**To do**
Copy out all the lines exactly. Omit pictures.
--- Data extract ---
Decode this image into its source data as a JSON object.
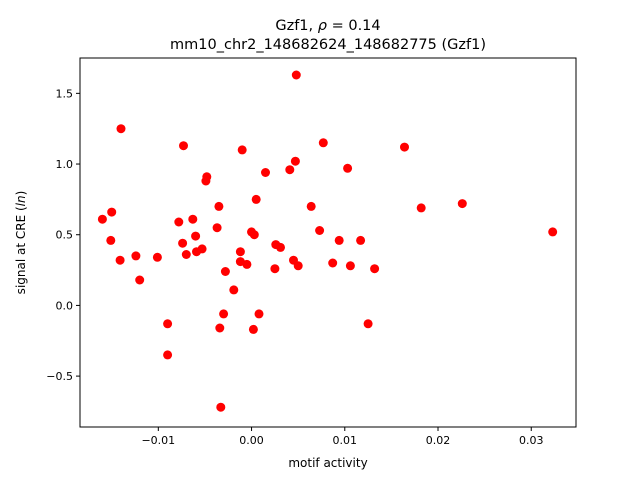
{
  "chart_data": {
    "type": "scatter",
    "title_line1_prefix": "Gzf1, ",
    "title_line1_rho": "ρ",
    "title_line1_suffix": " = 0.14",
    "title_line2": "mm10_chr2_148682624_148682775 (Gzf1)",
    "xlabel": "motif activity",
    "ylabel_prefix": "signal at CRE (",
    "ylabel_italic": "ln",
    "ylabel_suffix": ")",
    "xlim": [
      -0.0184,
      0.0348
    ],
    "ylim": [
      -0.86,
      1.75
    ],
    "xticks": [
      {
        "value": -0.01,
        "label": "−0.01"
      },
      {
        "value": 0.0,
        "label": "0.00"
      },
      {
        "value": 0.01,
        "label": "0.01"
      },
      {
        "value": 0.02,
        "label": "0.02"
      },
      {
        "value": 0.03,
        "label": "0.03"
      }
    ],
    "yticks": [
      {
        "value": -0.5,
        "label": "−0.5"
      },
      {
        "value": 0.0,
        "label": "0.0"
      },
      {
        "value": 0.5,
        "label": "0.5"
      },
      {
        "value": 1.0,
        "label": "1.0"
      },
      {
        "value": 1.5,
        "label": "1.5"
      }
    ],
    "marker_color": "#ff0000",
    "grid": false,
    "points": [
      [
        0.0048,
        1.63
      ],
      [
        -0.014,
        1.25
      ],
      [
        0.0077,
        1.15
      ],
      [
        -0.0073,
        1.13
      ],
      [
        0.0164,
        1.12
      ],
      [
        -0.001,
        1.1
      ],
      [
        0.0047,
        1.02
      ],
      [
        0.0103,
        0.97
      ],
      [
        0.0041,
        0.96
      ],
      [
        0.0015,
        0.94
      ],
      [
        -0.0048,
        0.91
      ],
      [
        -0.0049,
        0.88
      ],
      [
        0.0005,
        0.75
      ],
      [
        0.0226,
        0.72
      ],
      [
        0.0064,
        0.7
      ],
      [
        -0.0035,
        0.7
      ],
      [
        0.0182,
        0.69
      ],
      [
        -0.016,
        0.61
      ],
      [
        -0.0063,
        0.61
      ],
      [
        -0.0078,
        0.59
      ],
      [
        -0.0037,
        0.55
      ],
      [
        0.0073,
        0.53
      ],
      [
        0.0323,
        0.52
      ],
      [
        0.0,
        0.52
      ],
      [
        0.0003,
        0.5
      ],
      [
        -0.006,
        0.49
      ],
      [
        0.0094,
        0.46
      ],
      [
        0.0117,
        0.46
      ],
      [
        -0.015,
        0.66
      ],
      [
        -0.0151,
        0.46
      ],
      [
        -0.0074,
        0.44
      ],
      [
        0.0026,
        0.43
      ],
      [
        0.0031,
        0.41
      ],
      [
        -0.0053,
        0.4
      ],
      [
        -0.0012,
        0.38
      ],
      [
        -0.0059,
        0.38
      ],
      [
        -0.007,
        0.36
      ],
      [
        -0.0124,
        0.35
      ],
      [
        -0.0101,
        0.34
      ],
      [
        -0.0141,
        0.32
      ],
      [
        0.0045,
        0.32
      ],
      [
        -0.0012,
        0.31
      ],
      [
        0.0087,
        0.3
      ],
      [
        -0.0005,
        0.29
      ],
      [
        0.0106,
        0.28
      ],
      [
        0.005,
        0.28
      ],
      [
        0.0025,
        0.26
      ],
      [
        0.0132,
        0.26
      ],
      [
        -0.0028,
        0.24
      ],
      [
        -0.012,
        0.18
      ],
      [
        -0.0019,
        0.11
      ],
      [
        0.0008,
        -0.06
      ],
      [
        -0.003,
        -0.06
      ],
      [
        -0.009,
        -0.13
      ],
      [
        0.0125,
        -0.13
      ],
      [
        -0.0034,
        -0.16
      ],
      [
        0.0002,
        -0.17
      ],
      [
        -0.009,
        -0.35
      ],
      [
        -0.0033,
        -0.72
      ]
    ]
  }
}
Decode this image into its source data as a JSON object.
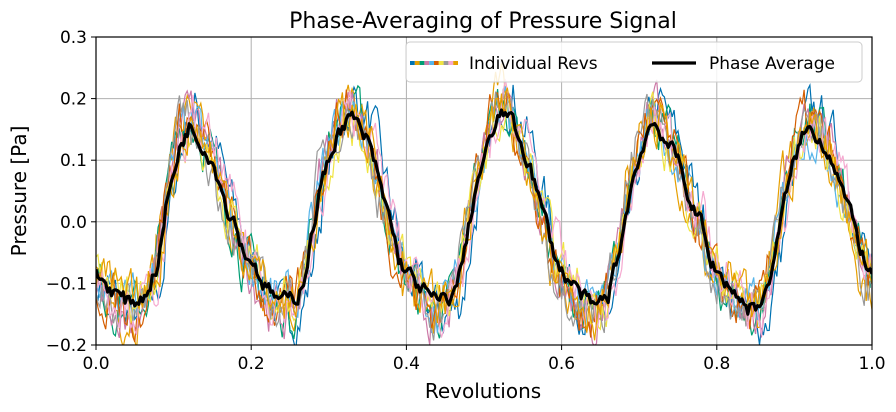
{
  "chart_data": {
    "type": "line",
    "title": "Phase-Averaging of Pressure Signal",
    "xlabel": "Revolutions",
    "ylabel": "Pressure [Pa]",
    "xlim": [
      0.0,
      1.0
    ],
    "ylim": [
      -0.2,
      0.3
    ],
    "xticks": [
      0.0,
      0.2,
      0.4,
      0.6,
      0.8,
      1.0
    ],
    "xtick_labels": [
      "0.0",
      "0.2",
      "0.4",
      "0.6",
      "0.8",
      "1.0"
    ],
    "yticks": [
      -0.2,
      -0.1,
      0.0,
      0.1,
      0.2,
      0.3
    ],
    "ytick_labels": [
      "−0.2",
      "−0.1",
      "0.0",
      "0.1",
      "0.2",
      "0.3"
    ],
    "grid": true,
    "legend": {
      "placement": "top-right",
      "columns": 2,
      "entries": [
        "Individual Revs",
        "Phase Average"
      ]
    },
    "individual_revs_colors": [
      "#0072B2",
      "#E69F00",
      "#009E73",
      "#CC79A7",
      "#56B4E9",
      "#D55E00",
      "#F0E442",
      "#999999",
      "#F5A9D0",
      "#E69F00"
    ],
    "individual_revs_count": 10,
    "series": [
      {
        "name": "Phase Average",
        "color": "#000000",
        "x": [
          0.0,
          0.02,
          0.04,
          0.06,
          0.08,
          0.09,
          0.1,
          0.11,
          0.12,
          0.13,
          0.14,
          0.15,
          0.16,
          0.17,
          0.18,
          0.19,
          0.2,
          0.22,
          0.24,
          0.26,
          0.27,
          0.28,
          0.29,
          0.3,
          0.31,
          0.32,
          0.33,
          0.34,
          0.35,
          0.36,
          0.37,
          0.38,
          0.39,
          0.4,
          0.42,
          0.44,
          0.46,
          0.47,
          0.48,
          0.49,
          0.5,
          0.51,
          0.52,
          0.53,
          0.54,
          0.55,
          0.56,
          0.57,
          0.58,
          0.59,
          0.6,
          0.62,
          0.64,
          0.66,
          0.67,
          0.68,
          0.69,
          0.7,
          0.71,
          0.72,
          0.73,
          0.74,
          0.75,
          0.76,
          0.77,
          0.78,
          0.79,
          0.8,
          0.82,
          0.84,
          0.86,
          0.87,
          0.88,
          0.89,
          0.9,
          0.91,
          0.92,
          0.93,
          0.94,
          0.95,
          0.96,
          0.97,
          0.98,
          0.99,
          1.0
        ],
        "y": [
          -0.085,
          -0.11,
          -0.13,
          -0.125,
          -0.07,
          0.02,
          0.08,
          0.13,
          0.155,
          0.14,
          0.12,
          0.1,
          0.06,
          0.02,
          0.0,
          -0.05,
          -0.06,
          -0.11,
          -0.13,
          -0.12,
          -0.08,
          -0.01,
          0.06,
          0.1,
          0.14,
          0.16,
          0.17,
          0.15,
          0.13,
          0.09,
          0.04,
          0.0,
          -0.06,
          -0.08,
          -0.11,
          -0.13,
          -0.12,
          -0.08,
          -0.01,
          0.06,
          0.1,
          0.14,
          0.17,
          0.18,
          0.15,
          0.12,
          0.09,
          0.04,
          0.0,
          -0.05,
          -0.08,
          -0.11,
          -0.14,
          -0.12,
          -0.07,
          -0.01,
          0.06,
          0.1,
          0.15,
          0.16,
          0.14,
          0.12,
          0.1,
          0.06,
          0.02,
          0.0,
          -0.06,
          -0.08,
          -0.11,
          -0.14,
          -0.13,
          -0.08,
          -0.02,
          0.05,
          0.1,
          0.14,
          0.15,
          0.14,
          0.12,
          0.1,
          0.06,
          0.02,
          -0.02,
          -0.06,
          -0.09
        ]
      }
    ]
  }
}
---
**Exercise answer**
Decode this image into its source data as a JSON object.
{
  "chart_data": {
    "type": "scatter",
    "title_line1_prefix": "Gzf1, ",
    "title_line1_rho": "ρ",
    "title_line1_suffix": " = 0.14",
    "title_line2": "mm10_chr2_148682624_148682775 (Gzf1)",
    "xlabel": "motif activity",
    "ylabel_prefix": "signal at CRE (",
    "ylabel_italic": "ln",
    "ylabel_suffix": ")",
    "xlim": [
      -0.0184,
      0.0348
    ],
    "ylim": [
      -0.86,
      1.75
    ],
    "xticks": [
      {
        "value": -0.01,
        "label": "−0.01"
      },
      {
        "value": 0.0,
        "label": "0.00"
      },
      {
        "value": 0.01,
        "label": "0.01"
      },
      {
        "value": 0.02,
        "label": "0.02"
      },
      {
        "value": 0.03,
        "label": "0.03"
      }
    ],
    "yticks": [
      {
        "value": -0.5,
        "label": "−0.5"
      },
      {
        "value": 0.0,
        "label": "0.0"
      },
      {
        "value": 0.5,
        "label": "0.5"
      },
      {
        "value": 1.0,
        "label": "1.0"
      },
      {
        "value": 1.5,
        "label": "1.5"
      }
    ],
    "marker_color": "#ff0000",
    "grid": false,
    "points": [
      [
        0.0048,
        1.63
      ],
      [
        -0.014,
        1.25
      ],
      [
        0.0077,
        1.15
      ],
      [
        -0.0073,
        1.13
      ],
      [
        0.0164,
        1.12
      ],
      [
        -0.001,
        1.1
      ],
      [
        0.0047,
        1.02
      ],
      [
        0.0103,
        0.97
      ],
      [
        0.0041,
        0.96
      ],
      [
        0.0015,
        0.94
      ],
      [
        -0.0048,
        0.91
      ],
      [
        -0.0049,
        0.88
      ],
      [
        0.0005,
        0.75
      ],
      [
        0.0226,
        0.72
      ],
      [
        0.0064,
        0.7
      ],
      [
        -0.0035,
        0.7
      ],
      [
        0.0182,
        0.69
      ],
      [
        -0.016,
        0.61
      ],
      [
        -0.0063,
        0.61
      ],
      [
        -0.0078,
        0.59
      ],
      [
        -0.0037,
        0.55
      ],
      [
        0.0073,
        0.53
      ],
      [
        0.0323,
        0.52
      ],
      [
        0.0,
        0.52
      ],
      [
        0.0003,
        0.5
      ],
      [
        -0.006,
        0.49
      ],
      [
        0.0094,
        0.46
      ],
      [
        0.0117,
        0.46
      ],
      [
        -0.015,
        0.66
      ],
      [
        -0.0151,
        0.46
      ],
      [
        -0.0074,
        0.44
      ],
      [
        0.0026,
        0.43
      ],
      [
        0.0031,
        0.41
      ],
      [
        -0.0053,
        0.4
      ],
      [
        -0.0012,
        0.38
      ],
      [
        -0.0059,
        0.38
      ],
      [
        -0.007,
        0.36
      ],
      [
        -0.0124,
        0.35
      ],
      [
        -0.0101,
        0.34
      ],
      [
        -0.0141,
        0.32
      ],
      [
        0.0045,
        0.32
      ],
      [
        -0.0012,
        0.31
      ],
      [
        0.0087,
        0.3
      ],
      [
        -0.0005,
        0.29
      ],
      [
        0.0106,
        0.28
      ],
      [
        0.005,
        0.28
      ],
      [
        0.0025,
        0.26
      ],
      [
        0.0132,
        0.26
      ],
      [
        -0.0028,
        0.24
      ],
      [
        -0.012,
        0.18
      ],
      [
        -0.0019,
        0.11
      ],
      [
        0.0008,
        -0.06
      ],
      [
        -0.003,
        -0.06
      ],
      [
        -0.009,
        -0.13
      ],
      [
        0.0125,
        -0.13
      ],
      [
        -0.0034,
        -0.16
      ],
      [
        0.0002,
        -0.17
      ],
      [
        -0.009,
        -0.35
      ],
      [
        -0.0033,
        -0.72
      ]
    ]
  }
}
Decode this image into its source data as a JSON object.
{
  "chart_data": {
    "type": "line",
    "title": "Phase-Averaging of Pressure Signal",
    "xlabel": "Revolutions",
    "ylabel": "Pressure [Pa]",
    "xlim": [
      0.0,
      1.0
    ],
    "ylim": [
      -0.2,
      0.3
    ],
    "xticks": [
      0.0,
      0.2,
      0.4,
      0.6,
      0.8,
      1.0
    ],
    "xtick_labels": [
      "0.0",
      "0.2",
      "0.4",
      "0.6",
      "0.8",
      "1.0"
    ],
    "yticks": [
      -0.2,
      -0.1,
      0.0,
      0.1,
      0.2,
      0.3
    ],
    "ytick_labels": [
      "−0.2",
      "−0.1",
      "0.0",
      "0.1",
      "0.2",
      "0.3"
    ],
    "grid": true,
    "legend": {
      "placement": "top-right",
      "columns": 2,
      "entries": [
        "Individual Revs",
        "Phase Average"
      ]
    },
    "individual_revs_colors": [
      "#0072B2",
      "#E69F00",
      "#009E73",
      "#CC79A7",
      "#56B4E9",
      "#D55E00",
      "#F0E442",
      "#999999",
      "#F5A9D0",
      "#E69F00"
    ],
    "individual_revs_count": 10,
    "series": [
      {
        "name": "Phase Average",
        "color": "#000000",
        "x": [
          0.0,
          0.02,
          0.04,
          0.06,
          0.08,
          0.09,
          0.1,
          0.11,
          0.12,
          0.13,
          0.14,
          0.15,
          0.16,
          0.17,
          0.18,
          0.19,
          0.2,
          0.22,
          0.24,
          0.26,
          0.27,
          0.28,
          0.29,
          0.3,
          0.31,
          0.32,
          0.33,
          0.34,
          0.35,
          0.36,
          0.37,
          0.38,
          0.39,
          0.4,
          0.42,
          0.44,
          0.46,
          0.47,
          0.48,
          0.49,
          0.5,
          0.51,
          0.52,
          0.53,
          0.54,
          0.55,
          0.56,
          0.57,
          0.58,
          0.59,
          0.6,
          0.62,
          0.64,
          0.66,
          0.67,
          0.68,
          0.69,
          0.7,
          0.71,
          0.72,
          0.73,
          0.74,
          0.75,
          0.76,
          0.77,
          0.78,
          0.79,
          0.8,
          0.82,
          0.84,
          0.86,
          0.87,
          0.88,
          0.89,
          0.9,
          0.91,
          0.92,
          0.93,
          0.94,
          0.95,
          0.96,
          0.97,
          0.98,
          0.99,
          1.0
        ],
        "y": [
          -0.085,
          -0.11,
          -0.13,
          -0.125,
          -0.07,
          0.02,
          0.08,
          0.13,
          0.155,
          0.14,
          0.12,
          0.1,
          0.06,
          0.02,
          0.0,
          -0.05,
          -0.06,
          -0.11,
          -0.13,
          -0.12,
          -0.08,
          -0.01,
          0.06,
          0.1,
          0.14,
          0.16,
          0.17,
          0.15,
          0.13,
          0.09,
          0.04,
          0.0,
          -0.06,
          -0.08,
          -0.11,
          -0.13,
          -0.12,
          -0.08,
          -0.01,
          0.06,
          0.1,
          0.14,
          0.17,
          0.18,
          0.15,
          0.12,
          0.09,
          0.04,
          0.0,
          -0.05,
          -0.08,
          -0.11,
          -0.14,
          -0.12,
          -0.07,
          -0.01,
          0.06,
          0.1,
          0.15,
          0.16,
          0.14,
          0.12,
          0.1,
          0.06,
          0.02,
          0.0,
          -0.06,
          -0.08,
          -0.11,
          -0.14,
          -0.13,
          -0.08,
          -0.02,
          0.05,
          0.1,
          0.14,
          0.15,
          0.14,
          0.12,
          0.1,
          0.06,
          0.02,
          -0.02,
          -0.06,
          -0.09
        ]
      }
    ]
  }
}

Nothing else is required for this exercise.